OBJECTIVE: Return the records exactly as they are.

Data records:
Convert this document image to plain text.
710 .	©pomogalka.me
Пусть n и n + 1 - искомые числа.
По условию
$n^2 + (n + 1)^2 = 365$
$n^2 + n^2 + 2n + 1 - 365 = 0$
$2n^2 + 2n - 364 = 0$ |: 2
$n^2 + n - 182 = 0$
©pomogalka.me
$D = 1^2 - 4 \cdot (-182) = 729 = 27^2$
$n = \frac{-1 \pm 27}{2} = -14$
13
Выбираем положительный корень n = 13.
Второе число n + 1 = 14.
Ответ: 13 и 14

REPLY TO THE EXERCISE:
Convert this document image to plain text.
710 .	©pomogalka.me
Пусть n и n + 1 - искомые числа.
По условию
$n^2 + (n + 1)^2 = 365$
$n^2 + n^2 + 2n + 1 - 365 = 0$
$2n^2 + 2n - 364 = 0$ |: 2
$n^2 + n - 182 = 0$
©pomogalka.me
$D = 1^2 - 4 \cdot (-182) = 729 = 27^2$
$n = \frac{-1 \pm 27}{2} = -14$
13
Выбираем положительный корень n = 13.
Второе число n + 1 = 14.
Ответ: 13 и 14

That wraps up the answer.